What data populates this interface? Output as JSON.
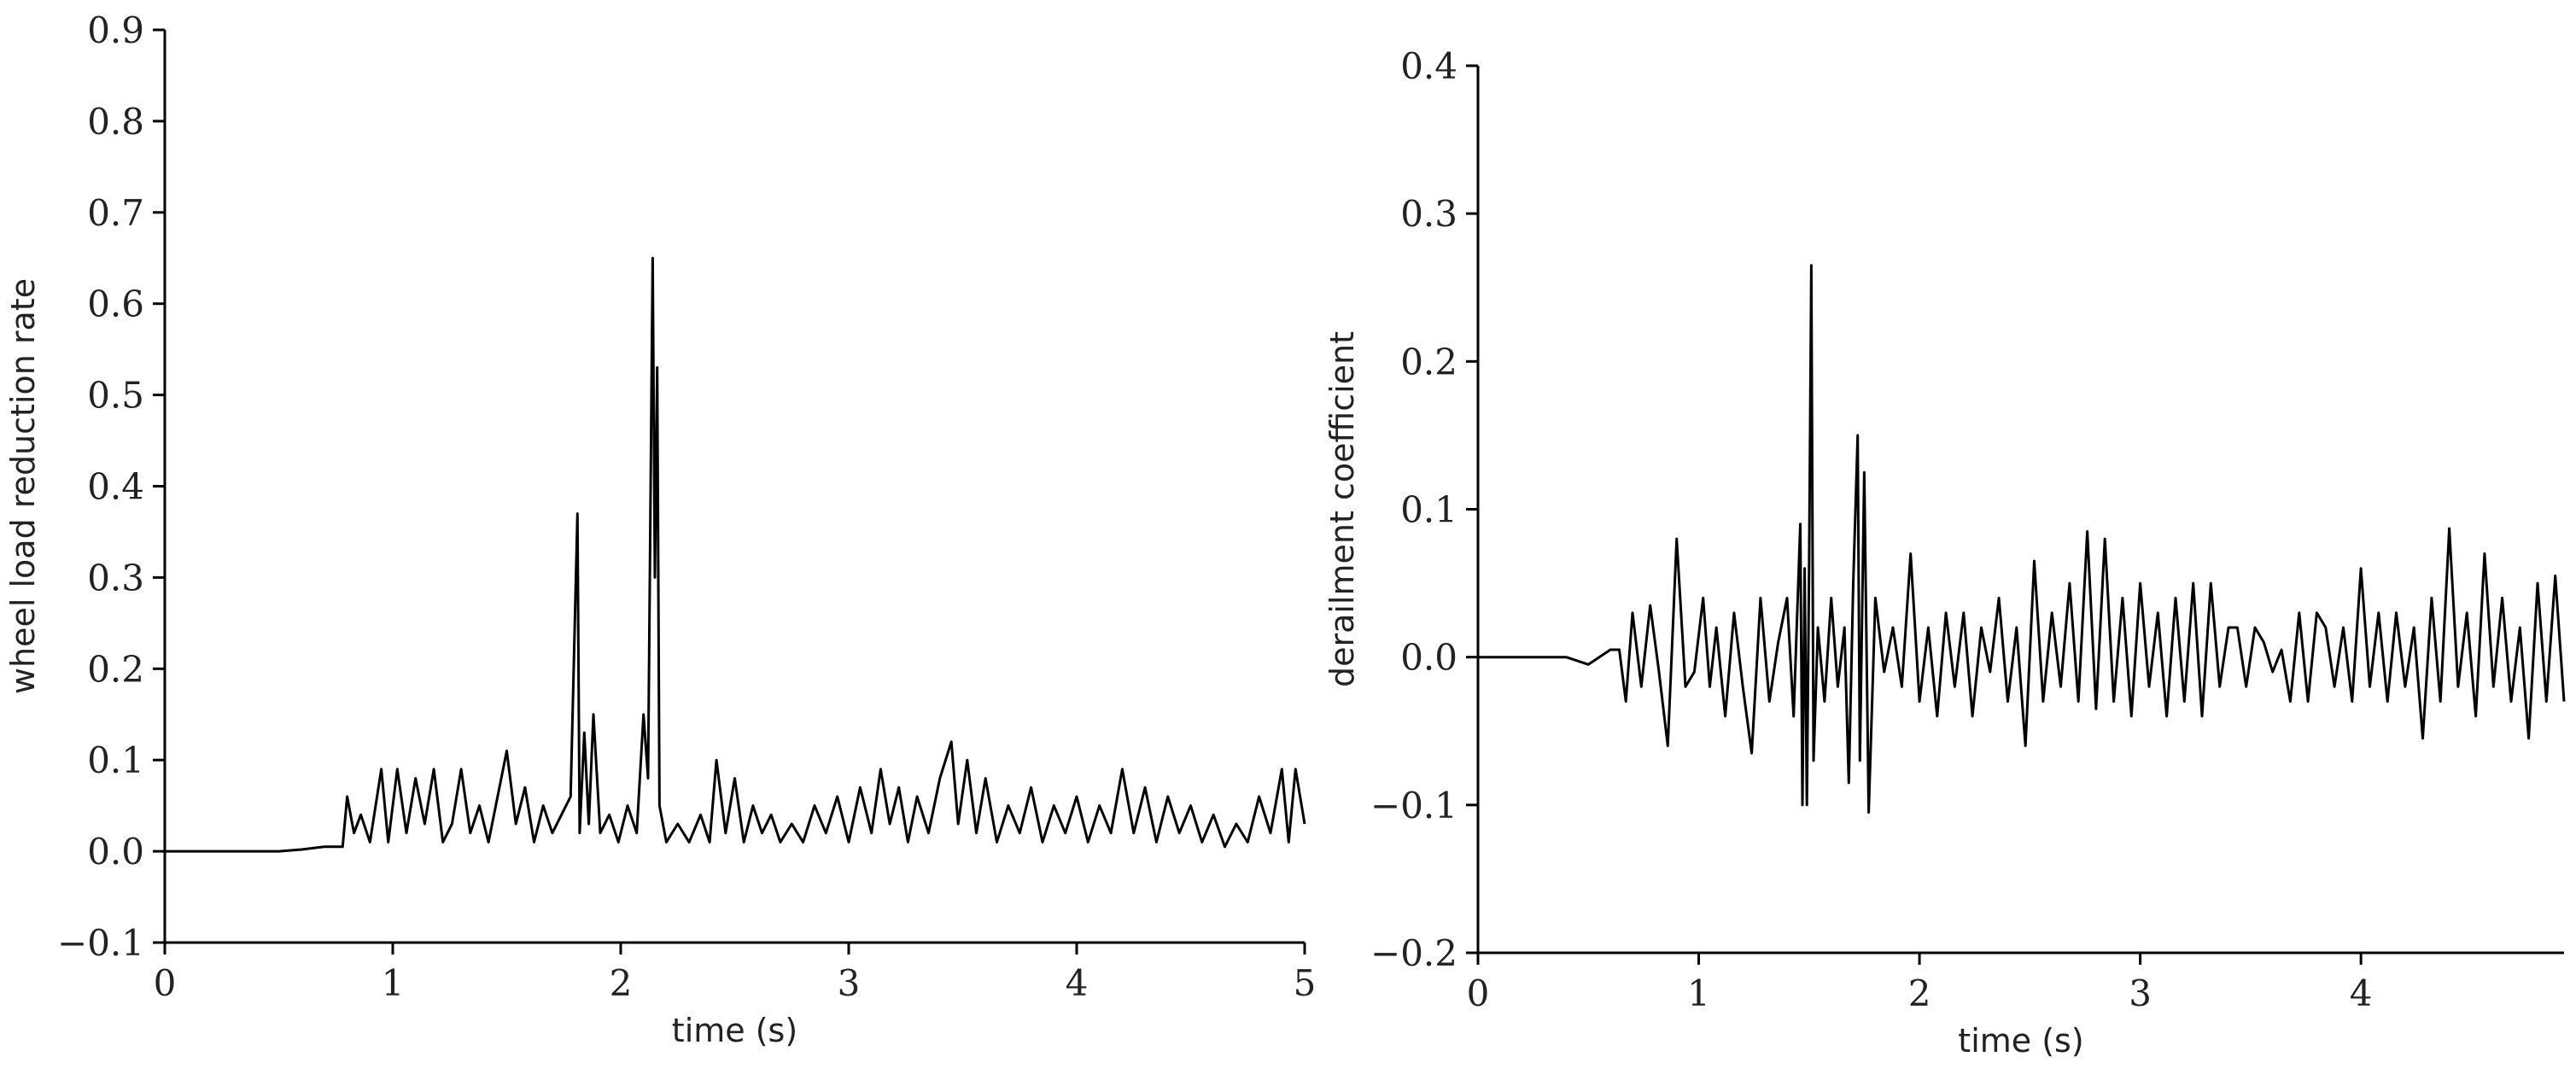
{
  "chart_data": [
    {
      "type": "line",
      "xlabel": "time (s)",
      "ylabel": "wheel load reduction rate",
      "xlim": [
        0,
        5
      ],
      "xticks": [
        0,
        1,
        2,
        3,
        4,
        5
      ],
      "ylim": [
        -0.1,
        0.9
      ],
      "yticks": [
        {
          "value": -0.1,
          "label": "−0.1"
        },
        {
          "value": 0,
          "label": "0.0"
        },
        0.1,
        0.2,
        0.3,
        0.4,
        0.5,
        0.6,
        0.7,
        0.8,
        0.9
      ],
      "x": [
        0,
        0.5,
        0.6,
        0.7,
        0.78,
        0.8,
        0.83,
        0.86,
        0.9,
        0.95,
        0.98,
        1.02,
        1.06,
        1.1,
        1.14,
        1.18,
        1.22,
        1.26,
        1.3,
        1.34,
        1.38,
        1.42,
        1.46,
        1.5,
        1.54,
        1.58,
        1.62,
        1.66,
        1.7,
        1.74,
        1.78,
        1.81,
        1.82,
        1.84,
        1.86,
        1.88,
        1.91,
        1.95,
        1.99,
        2.03,
        2.07,
        2.1,
        2.12,
        2.14,
        2.15,
        2.16,
        2.17,
        2.2,
        2.25,
        2.3,
        2.35,
        2.39,
        2.42,
        2.46,
        2.5,
        2.54,
        2.58,
        2.62,
        2.66,
        2.7,
        2.75,
        2.8,
        2.85,
        2.9,
        2.95,
        3.0,
        3.05,
        3.1,
        3.14,
        3.18,
        3.22,
        3.26,
        3.3,
        3.35,
        3.4,
        3.45,
        3.48,
        3.52,
        3.56,
        3.6,
        3.65,
        3.7,
        3.75,
        3.8,
        3.85,
        3.9,
        3.95,
        4.0,
        4.05,
        4.1,
        4.15,
        4.2,
        4.25,
        4.3,
        4.35,
        4.4,
        4.45,
        4.5,
        4.55,
        4.6,
        4.65,
        4.7,
        4.75,
        4.8,
        4.85,
        4.9,
        4.93,
        4.96,
        5.0
      ],
      "series": [
        {
          "name": "wheel load reduction rate",
          "color": "#000000",
          "values": [
            0,
            0,
            0.002,
            0.005,
            0.005,
            0.06,
            0.02,
            0.04,
            0.01,
            0.09,
            0.01,
            0.09,
            0.02,
            0.08,
            0.03,
            0.09,
            0.01,
            0.03,
            0.09,
            0.02,
            0.05,
            0.01,
            0.06,
            0.11,
            0.03,
            0.07,
            0.01,
            0.05,
            0.02,
            0.04,
            0.06,
            0.37,
            0.02,
            0.13,
            0.03,
            0.15,
            0.02,
            0.04,
            0.01,
            0.05,
            0.02,
            0.15,
            0.08,
            0.65,
            0.3,
            0.53,
            0.05,
            0.01,
            0.03,
            0.01,
            0.04,
            0.01,
            0.1,
            0.02,
            0.08,
            0.01,
            0.05,
            0.02,
            0.04,
            0.01,
            0.03,
            0.01,
            0.05,
            0.02,
            0.06,
            0.01,
            0.07,
            0.02,
            0.09,
            0.03,
            0.07,
            0.01,
            0.06,
            0.02,
            0.08,
            0.12,
            0.03,
            0.1,
            0.02,
            0.08,
            0.01,
            0.05,
            0.02,
            0.07,
            0.01,
            0.05,
            0.02,
            0.06,
            0.01,
            0.05,
            0.02,
            0.09,
            0.02,
            0.07,
            0.01,
            0.06,
            0.02,
            0.05,
            0.01,
            0.04,
            0.005,
            0.03,
            0.01,
            0.06,
            0.02,
            0.09,
            0.01,
            0.09,
            0.03
          ]
        }
      ]
    },
    {
      "type": "line",
      "xlabel": "time (s)",
      "ylabel": "derailment coefficient",
      "xlim": [
        0,
        4.92
      ],
      "xticks": [
        0,
        1,
        2,
        3,
        4
      ],
      "ylim": [
        -0.2,
        0.4
      ],
      "yticks": [
        {
          "value": -0.2,
          "label": "−0.2"
        },
        {
          "value": -0.1,
          "label": "−0.1"
        },
        {
          "value": 0,
          "label": "0.0"
        },
        0.1,
        0.2,
        0.3,
        0.4
      ],
      "x": [
        0,
        0.4,
        0.5,
        0.6,
        0.64,
        0.67,
        0.7,
        0.74,
        0.78,
        0.82,
        0.86,
        0.9,
        0.94,
        0.98,
        1.02,
        1.05,
        1.08,
        1.12,
        1.16,
        1.2,
        1.24,
        1.28,
        1.32,
        1.36,
        1.4,
        1.43,
        1.46,
        1.47,
        1.48,
        1.49,
        1.5,
        1.51,
        1.52,
        1.54,
        1.57,
        1.6,
        1.63,
        1.66,
        1.68,
        1.7,
        1.72,
        1.73,
        1.75,
        1.77,
        1.8,
        1.84,
        1.88,
        1.92,
        1.96,
        2.0,
        2.04,
        2.08,
        2.12,
        2.16,
        2.2,
        2.24,
        2.28,
        2.32,
        2.36,
        2.4,
        2.44,
        2.48,
        2.52,
        2.56,
        2.6,
        2.64,
        2.68,
        2.72,
        2.76,
        2.8,
        2.84,
        2.88,
        2.92,
        2.96,
        3.0,
        3.04,
        3.08,
        3.12,
        3.16,
        3.2,
        3.24,
        3.28,
        3.32,
        3.36,
        3.4,
        3.44,
        3.48,
        3.52,
        3.56,
        3.6,
        3.64,
        3.68,
        3.72,
        3.76,
        3.8,
        3.84,
        3.88,
        3.92,
        3.96,
        4.0,
        4.04,
        4.08,
        4.12,
        4.16,
        4.2,
        4.24,
        4.28,
        4.32,
        4.36,
        4.4,
        4.44,
        4.48,
        4.52,
        4.56,
        4.6,
        4.64,
        4.68,
        4.72,
        4.76,
        4.8,
        4.84,
        4.88,
        4.92
      ],
      "series": [
        {
          "name": "derailment coefficient",
          "color": "#000000",
          "values": [
            0,
            0,
            -0.005,
            0.005,
            0.005,
            -0.03,
            0.03,
            -0.02,
            0.035,
            -0.01,
            -0.06,
            0.08,
            -0.02,
            -0.01,
            0.04,
            -0.02,
            0.02,
            -0.04,
            0.03,
            -0.02,
            -0.065,
            0.04,
            -0.03,
            0.01,
            0.04,
            -0.04,
            0.09,
            -0.1,
            0.06,
            -0.1,
            0.06,
            0.265,
            -0.07,
            0.02,
            -0.03,
            0.04,
            -0.02,
            0.02,
            -0.085,
            0.05,
            0.15,
            -0.07,
            0.125,
            -0.105,
            0.04,
            -0.01,
            0.02,
            -0.02,
            0.07,
            -0.03,
            0.02,
            -0.04,
            0.03,
            -0.02,
            0.03,
            -0.04,
            0.02,
            -0.01,
            0.04,
            -0.03,
            0.02,
            -0.06,
            0.065,
            -0.03,
            0.03,
            -0.02,
            0.05,
            -0.03,
            0.085,
            -0.035,
            0.08,
            -0.03,
            0.04,
            -0.04,
            0.05,
            -0.02,
            0.03,
            -0.04,
            0.04,
            -0.03,
            0.05,
            -0.04,
            0.05,
            -0.02,
            0.02,
            0.02,
            -0.02,
            0.02,
            0.01,
            -0.01,
            0.005,
            -0.03,
            0.03,
            -0.03,
            0.03,
            0.02,
            -0.02,
            0.02,
            -0.03,
            0.06,
            -0.02,
            0.03,
            -0.03,
            0.03,
            -0.02,
            0.02,
            -0.055,
            0.04,
            -0.03,
            0.087,
            -0.02,
            0.03,
            -0.04,
            0.07,
            -0.02,
            0.04,
            -0.03,
            0.02,
            -0.055,
            0.05,
            -0.03,
            0.055,
            -0.03
          ]
        }
      ]
    }
  ]
}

• • •

* WORK REQUIRED
Copy out all the data exactly; skip the pictures.

* ANSWER TO THE EXERCISE
What data populates this interface? Output as JSON.
{
  "chart_data": [
    {
      "type": "line",
      "xlabel": "time (s)",
      "ylabel": "wheel load reduction rate",
      "xlim": [
        0,
        5
      ],
      "xticks": [
        0,
        1,
        2,
        3,
        4,
        5
      ],
      "ylim": [
        -0.1,
        0.9
      ],
      "yticks": [
        {
          "value": -0.1,
          "label": "−0.1"
        },
        {
          "value": 0,
          "label": "0.0"
        },
        0.1,
        0.2,
        0.3,
        0.4,
        0.5,
        0.6,
        0.7,
        0.8,
        0.9
      ],
      "x": [
        0,
        0.5,
        0.6,
        0.7,
        0.78,
        0.8,
        0.83,
        0.86,
        0.9,
        0.95,
        0.98,
        1.02,
        1.06,
        1.1,
        1.14,
        1.18,
        1.22,
        1.26,
        1.3,
        1.34,
        1.38,
        1.42,
        1.46,
        1.5,
        1.54,
        1.58,
        1.62,
        1.66,
        1.7,
        1.74,
        1.78,
        1.81,
        1.82,
        1.84,
        1.86,
        1.88,
        1.91,
        1.95,
        1.99,
        2.03,
        2.07,
        2.1,
        2.12,
        2.14,
        2.15,
        2.16,
        2.17,
        2.2,
        2.25,
        2.3,
        2.35,
        2.39,
        2.42,
        2.46,
        2.5,
        2.54,
        2.58,
        2.62,
        2.66,
        2.7,
        2.75,
        2.8,
        2.85,
        2.9,
        2.95,
        3.0,
        3.05,
        3.1,
        3.14,
        3.18,
        3.22,
        3.26,
        3.3,
        3.35,
        3.4,
        3.45,
        3.48,
        3.52,
        3.56,
        3.6,
        3.65,
        3.7,
        3.75,
        3.8,
        3.85,
        3.9,
        3.95,
        4.0,
        4.05,
        4.1,
        4.15,
        4.2,
        4.25,
        4.3,
        4.35,
        4.4,
        4.45,
        4.5,
        4.55,
        4.6,
        4.65,
        4.7,
        4.75,
        4.8,
        4.85,
        4.9,
        4.93,
        4.96,
        5.0
      ],
      "series": [
        {
          "name": "wheel load reduction rate",
          "color": "#000000",
          "values": [
            0,
            0,
            0.002,
            0.005,
            0.005,
            0.06,
            0.02,
            0.04,
            0.01,
            0.09,
            0.01,
            0.09,
            0.02,
            0.08,
            0.03,
            0.09,
            0.01,
            0.03,
            0.09,
            0.02,
            0.05,
            0.01,
            0.06,
            0.11,
            0.03,
            0.07,
            0.01,
            0.05,
            0.02,
            0.04,
            0.06,
            0.37,
            0.02,
            0.13,
            0.03,
            0.15,
            0.02,
            0.04,
            0.01,
            0.05,
            0.02,
            0.15,
            0.08,
            0.65,
            0.3,
            0.53,
            0.05,
            0.01,
            0.03,
            0.01,
            0.04,
            0.01,
            0.1,
            0.02,
            0.08,
            0.01,
            0.05,
            0.02,
            0.04,
            0.01,
            0.03,
            0.01,
            0.05,
            0.02,
            0.06,
            0.01,
            0.07,
            0.02,
            0.09,
            0.03,
            0.07,
            0.01,
            0.06,
            0.02,
            0.08,
            0.12,
            0.03,
            0.1,
            0.02,
            0.08,
            0.01,
            0.05,
            0.02,
            0.07,
            0.01,
            0.05,
            0.02,
            0.06,
            0.01,
            0.05,
            0.02,
            0.09,
            0.02,
            0.07,
            0.01,
            0.06,
            0.02,
            0.05,
            0.01,
            0.04,
            0.005,
            0.03,
            0.01,
            0.06,
            0.02,
            0.09,
            0.01,
            0.09,
            0.03
          ]
        }
      ]
    },
    {
      "type": "line",
      "xlabel": "time (s)",
      "ylabel": "derailment coefficient",
      "xlim": [
        0,
        4.92
      ],
      "xticks": [
        0,
        1,
        2,
        3,
        4
      ],
      "ylim": [
        -0.2,
        0.4
      ],
      "yticks": [
        {
          "value": -0.2,
          "label": "−0.2"
        },
        {
          "value": -0.1,
          "label": "−0.1"
        },
        {
          "value": 0,
          "label": "0.0"
        },
        0.1,
        0.2,
        0.3,
        0.4
      ],
      "x": [
        0,
        0.4,
        0.5,
        0.6,
        0.64,
        0.67,
        0.7,
        0.74,
        0.78,
        0.82,
        0.86,
        0.9,
        0.94,
        0.98,
        1.02,
        1.05,
        1.08,
        1.12,
        1.16,
        1.2,
        1.24,
        1.28,
        1.32,
        1.36,
        1.4,
        1.43,
        1.46,
        1.47,
        1.48,
        1.49,
        1.5,
        1.51,
        1.52,
        1.54,
        1.57,
        1.6,
        1.63,
        1.66,
        1.68,
        1.7,
        1.72,
        1.73,
        1.75,
        1.77,
        1.8,
        1.84,
        1.88,
        1.92,
        1.96,
        2.0,
        2.04,
        2.08,
        2.12,
        2.16,
        2.2,
        2.24,
        2.28,
        2.32,
        2.36,
        2.4,
        2.44,
        2.48,
        2.52,
        2.56,
        2.6,
        2.64,
        2.68,
        2.72,
        2.76,
        2.8,
        2.84,
        2.88,
        2.92,
        2.96,
        3.0,
        3.04,
        3.08,
        3.12,
        3.16,
        3.2,
        3.24,
        3.28,
        3.32,
        3.36,
        3.4,
        3.44,
        3.48,
        3.52,
        3.56,
        3.6,
        3.64,
        3.68,
        3.72,
        3.76,
        3.8,
        3.84,
        3.88,
        3.92,
        3.96,
        4.0,
        4.04,
        4.08,
        4.12,
        4.16,
        4.2,
        4.24,
        4.28,
        4.32,
        4.36,
        4.4,
        4.44,
        4.48,
        4.52,
        4.56,
        4.6,
        4.64,
        4.68,
        4.72,
        4.76,
        4.8,
        4.84,
        4.88,
        4.92
      ],
      "series": [
        {
          "name": "derailment coefficient",
          "color": "#000000",
          "values": [
            0,
            0,
            -0.005,
            0.005,
            0.005,
            -0.03,
            0.03,
            -0.02,
            0.035,
            -0.01,
            -0.06,
            0.08,
            -0.02,
            -0.01,
            0.04,
            -0.02,
            0.02,
            -0.04,
            0.03,
            -0.02,
            -0.065,
            0.04,
            -0.03,
            0.01,
            0.04,
            -0.04,
            0.09,
            -0.1,
            0.06,
            -0.1,
            0.06,
            0.265,
            -0.07,
            0.02,
            -0.03,
            0.04,
            -0.02,
            0.02,
            -0.085,
            0.05,
            0.15,
            -0.07,
            0.125,
            -0.105,
            0.04,
            -0.01,
            0.02,
            -0.02,
            0.07,
            -0.03,
            0.02,
            -0.04,
            0.03,
            -0.02,
            0.03,
            -0.04,
            0.02,
            -0.01,
            0.04,
            -0.03,
            0.02,
            -0.06,
            0.065,
            -0.03,
            0.03,
            -0.02,
            0.05,
            -0.03,
            0.085,
            -0.035,
            0.08,
            -0.03,
            0.04,
            -0.04,
            0.05,
            -0.02,
            0.03,
            -0.04,
            0.04,
            -0.03,
            0.05,
            -0.04,
            0.05,
            -0.02,
            0.02,
            0.02,
            -0.02,
            0.02,
            0.01,
            -0.01,
            0.005,
            -0.03,
            0.03,
            -0.03,
            0.03,
            0.02,
            -0.02,
            0.02,
            -0.03,
            0.06,
            -0.02,
            0.03,
            -0.03,
            0.03,
            -0.02,
            0.02,
            -0.055,
            0.04,
            -0.03,
            0.087,
            -0.02,
            0.03,
            -0.04,
            0.07,
            -0.02,
            0.04,
            -0.03,
            0.02,
            -0.055,
            0.05,
            -0.03,
            0.055,
            -0.03
          ]
        }
      ]
    }
  ]
}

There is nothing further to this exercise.